◆ **EXERCISE GOAL**: Return nothing but the lines from the line containing "Output the text content of this document." through the last line of the records, reproduced exactly.
====================
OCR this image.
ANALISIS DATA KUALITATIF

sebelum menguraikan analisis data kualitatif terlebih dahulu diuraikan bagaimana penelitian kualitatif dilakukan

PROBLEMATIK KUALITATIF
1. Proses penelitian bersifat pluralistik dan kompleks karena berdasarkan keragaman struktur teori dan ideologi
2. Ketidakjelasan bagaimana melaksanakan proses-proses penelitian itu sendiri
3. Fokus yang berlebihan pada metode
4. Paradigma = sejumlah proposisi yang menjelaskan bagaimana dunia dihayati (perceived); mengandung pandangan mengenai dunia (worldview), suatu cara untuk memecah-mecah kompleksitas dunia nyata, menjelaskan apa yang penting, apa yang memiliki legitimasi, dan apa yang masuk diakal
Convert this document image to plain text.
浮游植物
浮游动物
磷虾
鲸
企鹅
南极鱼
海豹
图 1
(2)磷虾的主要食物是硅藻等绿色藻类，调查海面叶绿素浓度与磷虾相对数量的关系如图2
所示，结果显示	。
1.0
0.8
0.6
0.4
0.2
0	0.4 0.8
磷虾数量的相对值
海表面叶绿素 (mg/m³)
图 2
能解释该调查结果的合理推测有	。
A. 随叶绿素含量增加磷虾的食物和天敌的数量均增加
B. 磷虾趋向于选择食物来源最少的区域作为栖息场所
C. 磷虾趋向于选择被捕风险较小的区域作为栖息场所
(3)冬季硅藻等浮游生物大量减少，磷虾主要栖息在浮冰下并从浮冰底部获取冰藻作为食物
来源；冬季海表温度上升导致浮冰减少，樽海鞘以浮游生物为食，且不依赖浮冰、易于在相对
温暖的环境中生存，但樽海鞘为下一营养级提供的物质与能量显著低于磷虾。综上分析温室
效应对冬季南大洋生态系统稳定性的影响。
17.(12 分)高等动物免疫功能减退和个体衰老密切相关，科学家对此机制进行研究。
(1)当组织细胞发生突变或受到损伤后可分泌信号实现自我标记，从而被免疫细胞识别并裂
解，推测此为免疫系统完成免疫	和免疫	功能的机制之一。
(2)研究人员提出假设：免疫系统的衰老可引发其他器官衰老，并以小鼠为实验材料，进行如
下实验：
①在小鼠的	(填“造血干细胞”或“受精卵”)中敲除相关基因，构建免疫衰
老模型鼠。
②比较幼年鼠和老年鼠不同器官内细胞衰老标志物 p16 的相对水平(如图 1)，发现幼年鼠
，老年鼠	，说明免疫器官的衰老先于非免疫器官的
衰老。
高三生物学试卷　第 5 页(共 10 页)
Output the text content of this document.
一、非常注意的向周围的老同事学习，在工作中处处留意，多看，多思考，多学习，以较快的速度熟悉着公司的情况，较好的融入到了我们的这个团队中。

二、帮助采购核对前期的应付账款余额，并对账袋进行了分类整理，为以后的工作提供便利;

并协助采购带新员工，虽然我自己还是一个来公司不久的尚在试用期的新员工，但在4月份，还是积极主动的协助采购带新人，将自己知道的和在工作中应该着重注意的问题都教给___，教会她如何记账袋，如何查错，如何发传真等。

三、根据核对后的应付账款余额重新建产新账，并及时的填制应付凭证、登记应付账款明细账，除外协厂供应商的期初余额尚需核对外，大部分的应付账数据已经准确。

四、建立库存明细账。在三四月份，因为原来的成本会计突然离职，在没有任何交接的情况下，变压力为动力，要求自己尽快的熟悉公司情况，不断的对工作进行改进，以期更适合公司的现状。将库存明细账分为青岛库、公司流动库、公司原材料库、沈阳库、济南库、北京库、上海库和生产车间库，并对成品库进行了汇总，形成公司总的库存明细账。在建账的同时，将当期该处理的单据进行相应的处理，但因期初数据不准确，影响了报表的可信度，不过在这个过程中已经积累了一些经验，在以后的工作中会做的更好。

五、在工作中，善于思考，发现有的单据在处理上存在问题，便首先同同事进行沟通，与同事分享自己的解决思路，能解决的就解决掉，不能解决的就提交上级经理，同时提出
====================
◆ **WRITTEN REPLY**:
Output the text content of this document.
一、非常注意的向周围的老同事学习，在工作中处处留意，多看，多思考，多学习，以较快的速度熟悉着公司的情况，较好的融入到了我们的这个团队中。

二、帮助采购核对前期的应付账款余额，并对账袋进行了分类整理，为以后的工作提供便利;

并协助采购带新员工，虽然我自己还是一个来公司不久的尚在试用期的新员工，但在4月份，还是积极主动的协助采购带新人，将自己知道的和在工作中应该着重注意的问题都教给___，教会她如何记账袋，如何查错，如何发传真等。

三、根据核对后的应付账款余额重新建产新账，并及时的填制应付凭证、登记应付账款明细账，除外协厂供应商的期初余额尚需核对外，大部分的应付账数据已经准确。

四、建立库存明细账。在三四月份，因为原来的成本会计突然离职，在没有任何交接的情况下，变压力为动力，要求自己尽快的熟悉公司情况，不断的对工作进行改进，以期更适合公司的现状。将库存明细账分为青岛库、公司流动库、公司原材料库、沈阳库、济南库、北京库、上海库和生产车间库，并对成品库进行了汇总，形成公司总的库存明细账。在建账的同时，将当期该处理的单据进行相应的处理，但因期初数据不准确，影响了报表的可信度，不过在这个过程中已经积累了一些经验，在以后的工作中会做的更好。

五、在工作中，善于思考，发现有的单据在处理上存在问题，便首先同同事进行沟通，与同事分享自己的解决思路，能解决的就解决掉，不能解决的就提交上级经理，同时提出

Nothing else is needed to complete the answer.